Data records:
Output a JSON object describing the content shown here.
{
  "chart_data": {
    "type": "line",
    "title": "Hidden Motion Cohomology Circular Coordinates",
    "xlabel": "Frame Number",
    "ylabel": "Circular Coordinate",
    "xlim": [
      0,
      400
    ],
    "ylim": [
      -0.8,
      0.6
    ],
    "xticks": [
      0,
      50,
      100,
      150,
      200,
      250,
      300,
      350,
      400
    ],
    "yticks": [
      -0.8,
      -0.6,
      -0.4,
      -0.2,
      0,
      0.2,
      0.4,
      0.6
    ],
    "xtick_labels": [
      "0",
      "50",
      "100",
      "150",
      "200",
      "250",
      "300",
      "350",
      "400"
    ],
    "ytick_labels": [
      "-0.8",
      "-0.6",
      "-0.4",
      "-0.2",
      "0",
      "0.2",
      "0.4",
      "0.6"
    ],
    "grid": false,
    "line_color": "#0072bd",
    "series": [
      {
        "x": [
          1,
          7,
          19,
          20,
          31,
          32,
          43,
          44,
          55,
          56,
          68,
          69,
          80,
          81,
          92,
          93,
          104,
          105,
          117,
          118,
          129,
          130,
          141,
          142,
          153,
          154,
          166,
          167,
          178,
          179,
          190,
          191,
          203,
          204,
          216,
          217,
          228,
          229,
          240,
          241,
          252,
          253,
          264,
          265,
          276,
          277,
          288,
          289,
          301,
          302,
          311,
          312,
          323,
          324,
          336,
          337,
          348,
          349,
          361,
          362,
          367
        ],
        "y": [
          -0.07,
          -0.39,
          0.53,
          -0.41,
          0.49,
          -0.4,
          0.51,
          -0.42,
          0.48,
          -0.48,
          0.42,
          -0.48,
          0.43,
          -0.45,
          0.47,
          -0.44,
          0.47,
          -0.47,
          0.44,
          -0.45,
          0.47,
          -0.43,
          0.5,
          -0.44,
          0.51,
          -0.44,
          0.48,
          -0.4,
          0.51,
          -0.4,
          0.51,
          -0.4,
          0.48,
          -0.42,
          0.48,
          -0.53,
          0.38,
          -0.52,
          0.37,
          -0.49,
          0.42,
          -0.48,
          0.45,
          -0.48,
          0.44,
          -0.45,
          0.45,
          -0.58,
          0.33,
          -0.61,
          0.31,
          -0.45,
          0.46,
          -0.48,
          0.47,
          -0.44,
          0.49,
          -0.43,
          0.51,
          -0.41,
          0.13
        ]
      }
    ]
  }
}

▶ **TASK**
Spot every line that holds "Circular" and copy it.

▶ **CORRECT RESPONSE**
    "title": "Hidden Motion Cohomology Circular Coordinates",
    "ylabel": "Circular Coordinate",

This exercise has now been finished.